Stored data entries
===

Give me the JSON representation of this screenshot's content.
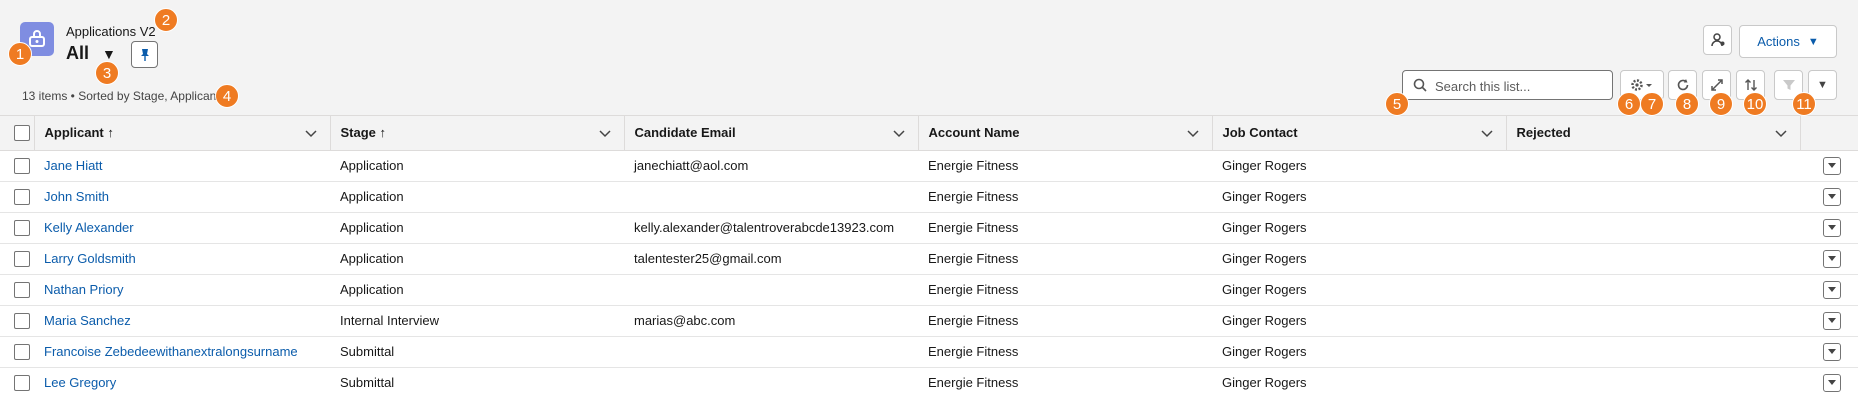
{
  "header": {
    "object_label": "Applications V2",
    "view_name": "All",
    "meta": "13 items • Sorted by Stage, Applicant",
    "actions_label": "Actions",
    "search_placeholder": "Search this list..."
  },
  "icons": {
    "object": "object-icon",
    "pin": "pin-icon",
    "assign": "assign-user-icon",
    "search": "search-icon",
    "settings": "gear-icon",
    "refresh": "refresh-icon",
    "expand": "expand-icon",
    "sort": "sort-icon",
    "filter": "filter-icon"
  },
  "badges": [
    "1",
    "2",
    "3",
    "4",
    "5",
    "6",
    "7",
    "8",
    "9",
    "10",
    "11"
  ],
  "table": {
    "columns": [
      "Applicant ↑",
      "Stage ↑",
      "Candidate Email",
      "Account Name",
      "Job Contact",
      "Rejected"
    ],
    "rows": [
      {
        "applicant": "Jane Hiatt",
        "stage": "Application",
        "email": "janechiatt@aol.com",
        "account": "Energie Fitness",
        "contact": "Ginger Rogers",
        "rejected": ""
      },
      {
        "applicant": "John Smith",
        "stage": "Application",
        "email": "",
        "account": "Energie Fitness",
        "contact": "Ginger Rogers",
        "rejected": ""
      },
      {
        "applicant": "Kelly Alexander",
        "stage": "Application",
        "email": "kelly.alexander@talentroverabcde13923.com",
        "account": "Energie Fitness",
        "contact": "Ginger Rogers",
        "rejected": ""
      },
      {
        "applicant": "Larry Goldsmith",
        "stage": "Application",
        "email": "talentester25@gmail.com",
        "account": "Energie Fitness",
        "contact": "Ginger Rogers",
        "rejected": ""
      },
      {
        "applicant": "Nathan Priory",
        "stage": "Application",
        "email": "",
        "account": "Energie Fitness",
        "contact": "Ginger Rogers",
        "rejected": ""
      },
      {
        "applicant": "Maria Sanchez",
        "stage": "Internal Interview",
        "email": "marias@abc.com",
        "account": "Energie Fitness",
        "contact": "Ginger Rogers",
        "rejected": ""
      },
      {
        "applicant": "Francoise Zebedeewithanextralongsurname",
        "stage": "Submittal",
        "email": "",
        "account": "Energie Fitness",
        "contact": "Ginger Rogers",
        "rejected": ""
      },
      {
        "applicant": "Lee Gregory",
        "stage": "Submittal",
        "email": "",
        "account": "Energie Fitness",
        "contact": "Ginger Rogers",
        "rejected": ""
      }
    ]
  },
  "colors": {
    "accent": "#0b5cab",
    "badge": "#ef7b22",
    "object_icon": "#7f8de1"
  }
}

===

WHAT NEEDS TO BE DONE:
Write out all the entries word for word, but skip any images.

WRITTEN SOLUTION:
Give me the JSON representation of this screenshot's content.
{
  "header": {
    "object_label": "Applications V2",
    "view_name": "All",
    "meta": "13 items • Sorted by Stage, Applicant",
    "actions_label": "Actions",
    "search_placeholder": "Search this list..."
  },
  "icons": {
    "object": "object-icon",
    "pin": "pin-icon",
    "assign": "assign-user-icon",
    "search": "search-icon",
    "settings": "gear-icon",
    "refresh": "refresh-icon",
    "expand": "expand-icon",
    "sort": "sort-icon",
    "filter": "filter-icon"
  },
  "badges": [
    "1",
    "2",
    "3",
    "4",
    "5",
    "6",
    "7",
    "8",
    "9",
    "10",
    "11"
  ],
  "table": {
    "columns": [
      "Applicant ↑",
      "Stage ↑",
      "Candidate Email",
      "Account Name",
      "Job Contact",
      "Rejected"
    ],
    "rows": [
      {
        "applicant": "Jane Hiatt",
        "stage": "Application",
        "email": "janechiatt@aol.com",
        "account": "Energie Fitness",
        "contact": "Ginger Rogers",
        "rejected": ""
      },
      {
        "applicant": "John Smith",
        "stage": "Application",
        "email": "",
        "account": "Energie Fitness",
        "contact": "Ginger Rogers",
        "rejected": ""
      },
      {
        "applicant": "Kelly Alexander",
        "stage": "Application",
        "email": "kelly.alexander@talentroverabcde13923.com",
        "account": "Energie Fitness",
        "contact": "Ginger Rogers",
        "rejected": ""
      },
      {
        "applicant": "Larry Goldsmith",
        "stage": "Application",
        "email": "talentester25@gmail.com",
        "account": "Energie Fitness",
        "contact": "Ginger Rogers",
        "rejected": ""
      },
      {
        "applicant": "Nathan Priory",
        "stage": "Application",
        "email": "",
        "account": "Energie Fitness",
        "contact": "Ginger Rogers",
        "rejected": ""
      },
      {
        "applicant": "Maria Sanchez",
        "stage": "Internal Interview",
        "email": "marias@abc.com",
        "account": "Energie Fitness",
        "contact": "Ginger Rogers",
        "rejected": ""
      },
      {
        "applicant": "Francoise Zebedeewithanextralongsurname",
        "stage": "Submittal",
        "email": "",
        "account": "Energie Fitness",
        "contact": "Ginger Rogers",
        "rejected": ""
      },
      {
        "applicant": "Lee Gregory",
        "stage": "Submittal",
        "email": "",
        "account": "Energie Fitness",
        "contact": "Ginger Rogers",
        "rejected": ""
      }
    ]
  },
  "colors": {
    "accent": "#0b5cab",
    "badge": "#ef7b22",
    "object_icon": "#7f8de1"
  }
}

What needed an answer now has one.